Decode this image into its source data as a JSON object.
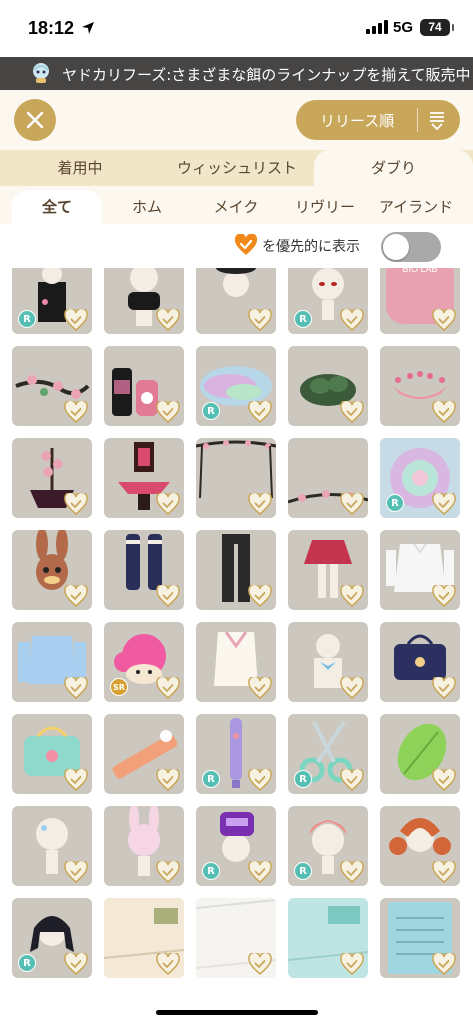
{
  "status_bar": {
    "time": "18:12",
    "network": "5G",
    "battery": "74"
  },
  "ticker": {
    "text": "ヤドカリフーズ:さまざまな餌のラインナップを揃えて販売中"
  },
  "header": {
    "sort_label": "リリース順"
  },
  "tabs": [
    {
      "label": "着用中"
    },
    {
      "label": "ウィッシュリスト"
    },
    {
      "label": "ダブり"
    }
  ],
  "subtabs": [
    {
      "label": "全て"
    },
    {
      "label": "ホム"
    },
    {
      "label": "メイク"
    },
    {
      "label": "リヴリー"
    },
    {
      "label": "アイランド"
    }
  ],
  "priority_toggle": {
    "label": "を優先的に表示",
    "on": false
  },
  "items": [
    {
      "name": "black-dress-outfit",
      "rarity": "R"
    },
    {
      "name": "white-figure-black-top",
      "rarity": ""
    },
    {
      "name": "witch-hat-figure",
      "rarity": ""
    },
    {
      "name": "red-eyes-makeup",
      "rarity": "R"
    },
    {
      "name": "bio-lab-sign",
      "rarity": ""
    },
    {
      "name": "cherry-blossom-branch",
      "rarity": ""
    },
    {
      "name": "potion-bottles",
      "rarity": ""
    },
    {
      "name": "pastel-smoke-effect",
      "rarity": "R"
    },
    {
      "name": "green-bush",
      "rarity": ""
    },
    {
      "name": "pink-crown",
      "rarity": ""
    },
    {
      "name": "blossom-ikebana-pot",
      "rarity": ""
    },
    {
      "name": "altar-basin",
      "rarity": ""
    },
    {
      "name": "hanging-blossom-vines",
      "rarity": ""
    },
    {
      "name": "ground-blossom-vines",
      "rarity": ""
    },
    {
      "name": "pastel-swirl-effect",
      "rarity": "R"
    },
    {
      "name": "bunny-hood-hat",
      "rarity": ""
    },
    {
      "name": "navy-knee-socks",
      "rarity": ""
    },
    {
      "name": "black-trousers",
      "rarity": ""
    },
    {
      "name": "red-pleated-skirt",
      "rarity": ""
    },
    {
      "name": "white-blouse",
      "rarity": ""
    },
    {
      "name": "blue-cardigan",
      "rarity": ""
    },
    {
      "name": "pink-hair-doll",
      "rarity": "SR"
    },
    {
      "name": "white-sweater-vest",
      "rarity": ""
    },
    {
      "name": "blue-bow-collar",
      "rarity": ""
    },
    {
      "name": "navy-school-bag",
      "rarity": ""
    },
    {
      "name": "mint-tote-bag",
      "rarity": ""
    },
    {
      "name": "bunny-ruler",
      "rarity": ""
    },
    {
      "name": "lavender-pen",
      "rarity": "R"
    },
    {
      "name": "mint-scissors",
      "rarity": "R"
    },
    {
      "name": "green-leaf-note",
      "rarity": ""
    },
    {
      "name": "bald-head-makeup",
      "rarity": ""
    },
    {
      "name": "pink-bunny-hat",
      "rarity": ""
    },
    {
      "name": "purple-gadget-hat",
      "rarity": "R"
    },
    {
      "name": "pink-short-hair",
      "rarity": "R"
    },
    {
      "name": "red-twin-tail-hair",
      "rarity": ""
    },
    {
      "name": "black-bob-hair",
      "rarity": "R"
    },
    {
      "name": "classroom-background",
      "rarity": ""
    },
    {
      "name": "white-room-background",
      "rarity": ""
    },
    {
      "name": "mint-classroom-background",
      "rarity": ""
    },
    {
      "name": "blue-notebook",
      "rarity": ""
    }
  ],
  "colors": {
    "accent": "#c9a75a",
    "tab_bg": "#f2e6c9",
    "card_bg": "#ccc8bf",
    "rarity_r": "#56bfb3",
    "rarity_sr": "#d6a030"
  }
}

> _Problem description_:
Reproduce each line of the material containing the word "makeup".

> _Final answer_:
      "name": "red-eyes-makeup",
      "name": "bald-head-makeup",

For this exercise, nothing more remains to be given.